═════ Items
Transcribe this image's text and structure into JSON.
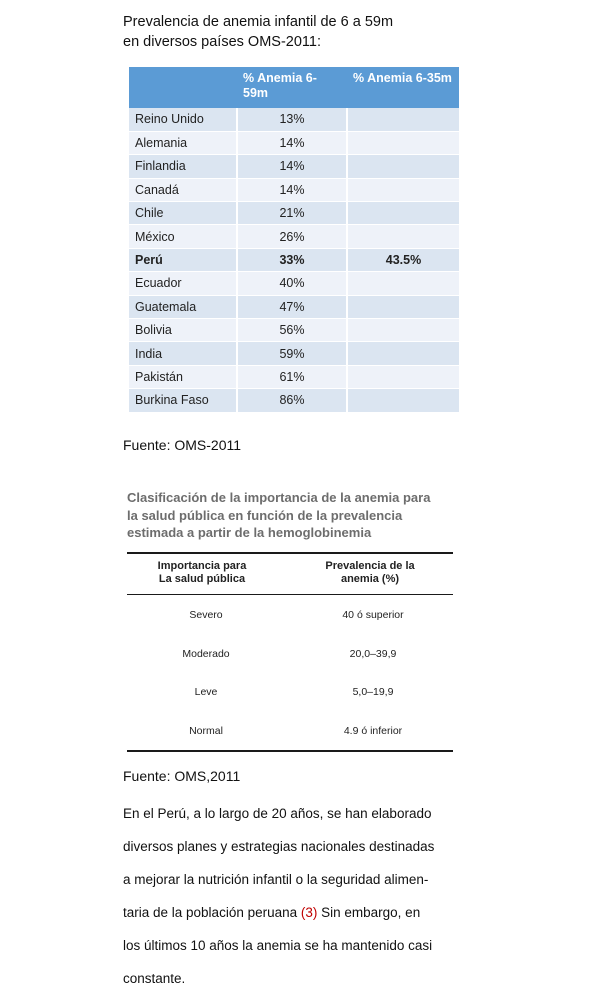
{
  "intro": {
    "line1": "Prevalencia de anemia infantil de 6 a 59m",
    "line2": "en diversos países OMS-2011:"
  },
  "anemia_table": {
    "headers": [
      "",
      "% Anemia 6-59m",
      "% Anemia 6-35m"
    ],
    "rows": [
      {
        "country": "Reino Unido",
        "p659": "13%",
        "p635": ""
      },
      {
        "country": "Alemania",
        "p659": "14%",
        "p635": ""
      },
      {
        "country": "Finlandia",
        "p659": "14%",
        "p635": ""
      },
      {
        "country": "Canadá",
        "p659": "14%",
        "p635": ""
      },
      {
        "country": "Chile",
        "p659": "21%",
        "p635": ""
      },
      {
        "country": "México",
        "p659": "26%",
        "p635": ""
      },
      {
        "country": "Perú",
        "p659": "33%",
        "p635": "43.5%"
      },
      {
        "country": "Ecuador",
        "p659": "40%",
        "p635": ""
      },
      {
        "country": "Guatemala",
        "p659": "47%",
        "p635": ""
      },
      {
        "country": "Bolivia",
        "p659": "56%",
        "p635": ""
      },
      {
        "country": "India",
        "p659": "59%",
        "p635": ""
      },
      {
        "country": "Pakistán",
        "p659": "61%",
        "p635": ""
      },
      {
        "country": "Burkina Faso",
        "p659": "86%",
        "p635": ""
      }
    ],
    "header_color": "#5b9bd5",
    "row_color_odd": "#dbe5f1",
    "row_color_even": "#eef2f9"
  },
  "source1": "Fuente: OMS-2011",
  "classification": {
    "title_line1": "Clasificación de la importancia de la anemia para",
    "title_line2": "la salud pública  en función de la prevalencia",
    "title_line3": "estimada a partir de la hemoglobinemia",
    "header_col1_line1": "Importancia para",
    "header_col1_line2": "La salud pública",
    "header_col2_line1": "Prevalencia de la",
    "header_col2_line2": "anemia (%)",
    "rows": [
      {
        "importance": "Severo",
        "prevalence": "40 ó superior"
      },
      {
        "importance": "Moderado",
        "prevalence": "20,0–39,9"
      },
      {
        "importance": "Leve",
        "prevalence": "5,0–19,9"
      },
      {
        "importance": "Normal",
        "prevalence": "4.9 ó inferior"
      }
    ]
  },
  "source2": "Fuente: OMS,2011",
  "paragraph": {
    "line1": "En el Perú, a lo largo de 20 años, se han elaborado",
    "line2": "diversos planes y estrategias nacionales destinadas",
    "line3": "a mejorar la nutrición infantil o la seguridad alimen-",
    "line4_before": "taria de la población peruana ",
    "citation": "(3)",
    "line4_after": " Sin embargo, en",
    "line5": "los últimos 10 años la anemia se ha mantenido casi",
    "line6": "constante."
  }
}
══════════
Quote every entry exactly, with the pictures omitted.

Transcribe this image's text and structure into JSON.
{
  "intro": {
    "line1": "Prevalencia de anemia infantil de 6 a 59m",
    "line2": "en diversos países OMS-2011:"
  },
  "anemia_table": {
    "headers": [
      "",
      "% Anemia 6-59m",
      "% Anemia 6-35m"
    ],
    "rows": [
      {
        "country": "Reino Unido",
        "p659": "13%",
        "p635": ""
      },
      {
        "country": "Alemania",
        "p659": "14%",
        "p635": ""
      },
      {
        "country": "Finlandia",
        "p659": "14%",
        "p635": ""
      },
      {
        "country": "Canadá",
        "p659": "14%",
        "p635": ""
      },
      {
        "country": "Chile",
        "p659": "21%",
        "p635": ""
      },
      {
        "country": "México",
        "p659": "26%",
        "p635": ""
      },
      {
        "country": "Perú",
        "p659": "33%",
        "p635": "43.5%"
      },
      {
        "country": "Ecuador",
        "p659": "40%",
        "p635": ""
      },
      {
        "country": "Guatemala",
        "p659": "47%",
        "p635": ""
      },
      {
        "country": "Bolivia",
        "p659": "56%",
        "p635": ""
      },
      {
        "country": "India",
        "p659": "59%",
        "p635": ""
      },
      {
        "country": "Pakistán",
        "p659": "61%",
        "p635": ""
      },
      {
        "country": "Burkina Faso",
        "p659": "86%",
        "p635": ""
      }
    ],
    "header_color": "#5b9bd5",
    "row_color_odd": "#dbe5f1",
    "row_color_even": "#eef2f9"
  },
  "source1": "Fuente: OMS-2011",
  "classification": {
    "title_line1": "Clasificación de la importancia de la anemia para",
    "title_line2": "la salud pública  en función de la prevalencia",
    "title_line3": "estimada a partir de la hemoglobinemia",
    "header_col1_line1": "Importancia para",
    "header_col1_line2": "La salud pública",
    "header_col2_line1": "Prevalencia de la",
    "header_col2_line2": "anemia (%)",
    "rows": [
      {
        "importance": "Severo",
        "prevalence": "40 ó superior"
      },
      {
        "importance": "Moderado",
        "prevalence": "20,0–39,9"
      },
      {
        "importance": "Leve",
        "prevalence": "5,0–19,9"
      },
      {
        "importance": "Normal",
        "prevalence": "4.9 ó inferior"
      }
    ]
  },
  "source2": "Fuente: OMS,2011",
  "paragraph": {
    "line1": "En el Perú, a lo largo de 20 años, se han elaborado",
    "line2": "diversos planes y estrategias nacionales destinadas",
    "line3": "a mejorar la nutrición infantil o la seguridad alimen-",
    "line4_before": "taria de la población peruana ",
    "citation": "(3)",
    "line4_after": " Sin embargo, en",
    "line5": "los últimos 10 años la anemia se ha mantenido casi",
    "line6": "constante."
  }
}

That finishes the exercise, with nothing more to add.